[Extracted data entries]
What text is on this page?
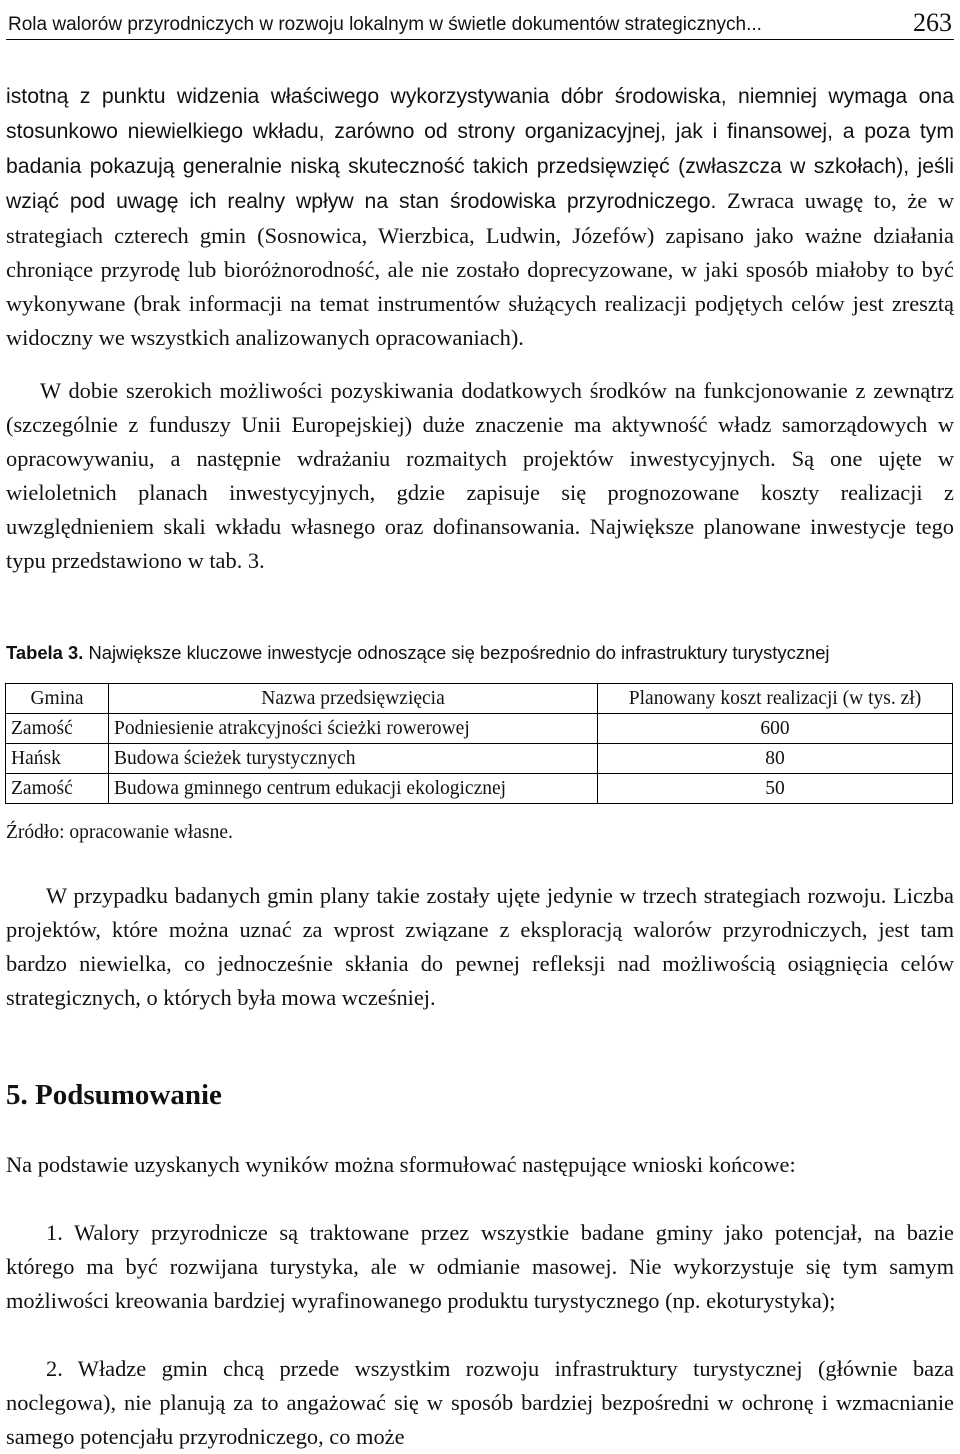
Rola walorów przyrodniczych w rozwoju lokalnym w świetle dokumentów strategicznych...	263

istotną z punktu widzenia właściwego wykorzystywania dóbr środowiska, niemniej wymaga ona stosunkowo niewielkiego wkładu, zarówno od strony organizacyjnej, jak i finansowej, a poza tym badania pokazują generalnie niską skuteczność takich przedsięwzięć (zwłaszcza w szkołach), jeśli wziąć pod uwagę ich realny wpływ na stan środowiska przyrodniczego. Zwraca uwagę to, że w strategiach czterech gmin (Sosnowica, Wierzbica, Ludwin, Józefów) zapisano jako ważne działania chroniące przyrodę lub bioróżnorodność, ale nie zostało doprecyzowane, w jaki sposób miałoby to być wykonywane (brak informacji na temat instrumentów służących realizacji podjętych celów jest zresztą widoczny we wszystkich analizowanych opracowaniach).

W dobie szerokich możliwości pozyskiwania dodatkowych środków na funkcjonowanie z zewnątrz (szczególnie z funduszy Unii Europejskiej) duże znaczenie ma aktywność władz samorządowych w opracowywaniu, a następnie wdrażaniu rozmaitych projektów inwestycyjnych. Są one ujęte w wieloletnich planach inwestycyjnych, gdzie zapisuje się prognozowane koszty realizacji z uwzględnieniem skali wkładu własnego oraz dofinansowania. Największe planowane inwestycje tego typu przedstawiono w tab. 3.

Tabela 3. Największe kluczowe inwestycje odnoszące się bezpośrednio do infrastruktury turystycznej
Gmina	Nazwa przedsięwzięcia	Planowany koszt realizacji (w tys. zł)
Zamość	Podniesienie atrakcyjności ścieżki rowerowej	600
Hańsk	Budowa ścieżek turystycznych	80
Zamość	Budowa gminnego centrum edukacji ekologicznej	50
Źródło: opracowanie własne.

W przypadku badanych gmin plany takie zostały ujęte jedynie w trzech strategiach rozwoju. Liczba projektów, które można uznać za wprost związane z eksploracją walorów przyrodniczych, jest tam bardzo niewielka, co jednocześnie skłania do pewnej refleksji nad możliwością osiągnięcia celów strategicznych, o których była mowa wcześniej.

5. Podsumowanie

Na podstawie uzyskanych wyników można sformułować następujące wnioski końcowe:

1. Walory przyrodnicze są traktowane przez wszystkie badane gminy jako potencjał, na bazie którego ma być rozwijana turystyka, ale w odmianie masowej. Nie wykorzystuje się tym samym możliwości kreowania bardziej wyrafinowanego produktu turystycznego (np. ekoturystyka);

2. Władze gmin chcą przede wszystkim rozwoju infrastruktury turystycznej (głównie baza noclegowa), nie planują za to angażować się w sposób bardziej bezpośredni w ochronę i wzmacnianie samego potencjału przyrodniczego, co może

Task >> From the listing above, copy every line that holds the string "Budowa".

Correct response >>
Hańsk	Budowa ścieżek turystycznych	80
Zamość	Budowa gminnego centrum edukacji ekologicznej	50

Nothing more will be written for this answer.